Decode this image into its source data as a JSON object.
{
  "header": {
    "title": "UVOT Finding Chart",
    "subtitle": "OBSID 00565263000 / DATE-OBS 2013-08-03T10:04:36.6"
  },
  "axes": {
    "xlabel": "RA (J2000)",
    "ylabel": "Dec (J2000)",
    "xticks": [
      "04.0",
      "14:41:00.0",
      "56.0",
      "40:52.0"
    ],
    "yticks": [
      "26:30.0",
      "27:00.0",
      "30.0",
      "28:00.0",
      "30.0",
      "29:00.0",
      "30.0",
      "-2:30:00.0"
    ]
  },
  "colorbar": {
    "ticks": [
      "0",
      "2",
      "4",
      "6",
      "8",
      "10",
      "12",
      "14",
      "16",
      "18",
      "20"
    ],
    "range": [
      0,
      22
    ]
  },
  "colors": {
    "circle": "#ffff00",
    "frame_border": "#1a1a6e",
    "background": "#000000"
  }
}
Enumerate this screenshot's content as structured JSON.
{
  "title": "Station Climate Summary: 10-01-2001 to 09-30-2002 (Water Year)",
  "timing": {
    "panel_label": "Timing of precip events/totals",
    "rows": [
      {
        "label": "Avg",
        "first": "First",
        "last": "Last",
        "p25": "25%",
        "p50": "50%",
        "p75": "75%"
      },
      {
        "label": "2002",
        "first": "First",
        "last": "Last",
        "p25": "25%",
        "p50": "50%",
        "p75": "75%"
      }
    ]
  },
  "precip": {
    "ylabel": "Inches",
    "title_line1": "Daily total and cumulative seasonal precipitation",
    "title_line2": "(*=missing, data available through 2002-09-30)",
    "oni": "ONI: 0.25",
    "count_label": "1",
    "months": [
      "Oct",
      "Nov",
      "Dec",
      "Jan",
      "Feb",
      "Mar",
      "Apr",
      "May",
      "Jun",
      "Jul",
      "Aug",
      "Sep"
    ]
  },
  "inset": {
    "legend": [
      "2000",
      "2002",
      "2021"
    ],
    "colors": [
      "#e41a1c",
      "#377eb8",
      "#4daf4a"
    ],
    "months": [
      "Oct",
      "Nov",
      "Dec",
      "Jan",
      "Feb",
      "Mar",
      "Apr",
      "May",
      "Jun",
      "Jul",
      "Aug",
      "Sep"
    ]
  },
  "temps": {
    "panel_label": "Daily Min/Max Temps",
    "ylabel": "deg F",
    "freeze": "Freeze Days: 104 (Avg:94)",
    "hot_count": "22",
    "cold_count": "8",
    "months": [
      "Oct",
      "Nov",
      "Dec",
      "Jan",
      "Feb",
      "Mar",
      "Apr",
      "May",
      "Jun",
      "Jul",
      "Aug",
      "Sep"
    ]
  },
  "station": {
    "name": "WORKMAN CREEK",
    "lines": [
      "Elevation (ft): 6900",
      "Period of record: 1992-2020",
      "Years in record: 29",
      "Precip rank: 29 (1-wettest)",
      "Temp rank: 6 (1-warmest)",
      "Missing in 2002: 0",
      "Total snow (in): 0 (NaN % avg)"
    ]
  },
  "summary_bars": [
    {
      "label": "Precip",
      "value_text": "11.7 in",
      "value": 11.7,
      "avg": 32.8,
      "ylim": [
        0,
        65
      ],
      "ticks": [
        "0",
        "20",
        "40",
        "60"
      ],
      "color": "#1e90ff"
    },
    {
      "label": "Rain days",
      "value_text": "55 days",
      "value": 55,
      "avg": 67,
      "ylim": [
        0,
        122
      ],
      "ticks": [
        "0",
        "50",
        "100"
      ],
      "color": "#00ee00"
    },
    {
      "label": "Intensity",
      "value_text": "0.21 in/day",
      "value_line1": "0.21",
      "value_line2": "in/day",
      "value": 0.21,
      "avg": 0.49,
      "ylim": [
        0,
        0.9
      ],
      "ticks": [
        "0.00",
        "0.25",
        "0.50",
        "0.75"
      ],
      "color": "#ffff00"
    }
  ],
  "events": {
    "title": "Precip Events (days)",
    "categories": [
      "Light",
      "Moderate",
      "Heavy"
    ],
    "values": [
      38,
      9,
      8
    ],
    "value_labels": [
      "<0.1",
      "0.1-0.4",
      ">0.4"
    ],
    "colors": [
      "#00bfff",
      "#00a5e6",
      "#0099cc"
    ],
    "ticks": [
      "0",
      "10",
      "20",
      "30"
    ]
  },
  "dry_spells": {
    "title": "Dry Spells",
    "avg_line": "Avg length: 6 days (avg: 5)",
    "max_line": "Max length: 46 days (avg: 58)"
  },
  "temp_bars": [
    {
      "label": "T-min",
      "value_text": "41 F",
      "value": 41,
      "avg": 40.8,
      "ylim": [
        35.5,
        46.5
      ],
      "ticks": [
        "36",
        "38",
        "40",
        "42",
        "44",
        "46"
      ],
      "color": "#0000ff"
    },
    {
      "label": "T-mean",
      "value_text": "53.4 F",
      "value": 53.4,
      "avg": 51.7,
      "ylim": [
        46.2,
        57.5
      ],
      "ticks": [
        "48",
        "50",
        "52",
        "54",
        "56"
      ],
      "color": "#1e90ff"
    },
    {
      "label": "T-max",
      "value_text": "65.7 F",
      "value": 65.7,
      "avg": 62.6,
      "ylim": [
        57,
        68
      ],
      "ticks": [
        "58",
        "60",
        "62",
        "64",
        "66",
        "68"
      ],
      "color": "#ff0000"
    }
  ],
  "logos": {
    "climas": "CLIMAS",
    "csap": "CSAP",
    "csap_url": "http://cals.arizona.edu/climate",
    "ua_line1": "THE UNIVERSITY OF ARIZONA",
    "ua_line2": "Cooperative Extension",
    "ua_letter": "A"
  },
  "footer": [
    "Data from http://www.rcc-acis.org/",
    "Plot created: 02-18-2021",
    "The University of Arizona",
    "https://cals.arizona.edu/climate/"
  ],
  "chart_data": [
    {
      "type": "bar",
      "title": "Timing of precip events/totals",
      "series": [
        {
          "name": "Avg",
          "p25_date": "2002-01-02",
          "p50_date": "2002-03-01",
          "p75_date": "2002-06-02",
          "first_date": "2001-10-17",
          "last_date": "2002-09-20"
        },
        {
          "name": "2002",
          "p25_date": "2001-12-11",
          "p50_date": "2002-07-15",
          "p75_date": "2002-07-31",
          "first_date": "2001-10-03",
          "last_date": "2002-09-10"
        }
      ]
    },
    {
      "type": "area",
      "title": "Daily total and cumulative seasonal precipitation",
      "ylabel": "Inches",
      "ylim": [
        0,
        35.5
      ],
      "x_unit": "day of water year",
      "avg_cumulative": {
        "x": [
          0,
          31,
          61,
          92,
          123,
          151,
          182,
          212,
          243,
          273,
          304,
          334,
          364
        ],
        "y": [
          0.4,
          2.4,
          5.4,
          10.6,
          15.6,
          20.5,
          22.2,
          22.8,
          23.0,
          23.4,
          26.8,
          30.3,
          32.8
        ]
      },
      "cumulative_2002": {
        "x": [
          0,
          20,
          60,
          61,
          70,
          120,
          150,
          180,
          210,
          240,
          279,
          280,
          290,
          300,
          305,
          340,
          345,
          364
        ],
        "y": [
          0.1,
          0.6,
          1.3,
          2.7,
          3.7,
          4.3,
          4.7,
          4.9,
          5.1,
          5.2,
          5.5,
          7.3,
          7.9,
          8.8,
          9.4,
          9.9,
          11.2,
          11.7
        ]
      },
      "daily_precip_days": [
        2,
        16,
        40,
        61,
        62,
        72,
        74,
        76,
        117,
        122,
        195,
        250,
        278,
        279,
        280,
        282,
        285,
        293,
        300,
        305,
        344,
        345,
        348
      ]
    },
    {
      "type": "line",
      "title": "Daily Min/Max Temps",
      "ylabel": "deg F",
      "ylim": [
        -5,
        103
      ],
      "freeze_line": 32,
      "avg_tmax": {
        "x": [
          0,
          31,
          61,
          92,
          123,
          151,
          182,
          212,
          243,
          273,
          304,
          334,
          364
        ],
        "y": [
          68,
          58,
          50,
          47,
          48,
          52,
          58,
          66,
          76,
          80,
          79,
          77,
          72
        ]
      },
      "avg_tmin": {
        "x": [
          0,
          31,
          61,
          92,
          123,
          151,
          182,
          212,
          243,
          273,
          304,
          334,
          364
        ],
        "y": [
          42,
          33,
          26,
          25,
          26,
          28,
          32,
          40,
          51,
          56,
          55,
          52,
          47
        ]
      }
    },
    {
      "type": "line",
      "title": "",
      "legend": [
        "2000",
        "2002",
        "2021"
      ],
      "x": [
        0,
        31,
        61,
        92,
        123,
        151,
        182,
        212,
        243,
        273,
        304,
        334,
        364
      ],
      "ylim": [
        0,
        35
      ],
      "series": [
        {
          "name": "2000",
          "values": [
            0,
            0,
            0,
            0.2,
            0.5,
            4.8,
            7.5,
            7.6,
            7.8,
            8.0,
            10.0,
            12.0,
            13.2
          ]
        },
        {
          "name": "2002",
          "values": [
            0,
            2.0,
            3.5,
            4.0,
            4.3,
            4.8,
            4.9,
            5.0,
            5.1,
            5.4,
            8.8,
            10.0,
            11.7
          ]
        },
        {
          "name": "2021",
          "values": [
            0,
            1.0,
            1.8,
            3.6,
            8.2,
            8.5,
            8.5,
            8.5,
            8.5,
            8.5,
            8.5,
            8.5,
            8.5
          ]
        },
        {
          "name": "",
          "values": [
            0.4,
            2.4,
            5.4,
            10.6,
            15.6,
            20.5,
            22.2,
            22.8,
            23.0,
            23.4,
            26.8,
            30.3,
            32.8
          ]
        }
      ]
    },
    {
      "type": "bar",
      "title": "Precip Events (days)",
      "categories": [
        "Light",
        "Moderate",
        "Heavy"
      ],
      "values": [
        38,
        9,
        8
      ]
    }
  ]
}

----

Take every line that includes the string "rank" and copy it.

Response to this exercise:
      "Precip rank: 29 (1-wettest)",
      "Temp rank: 6 (1-warmest)",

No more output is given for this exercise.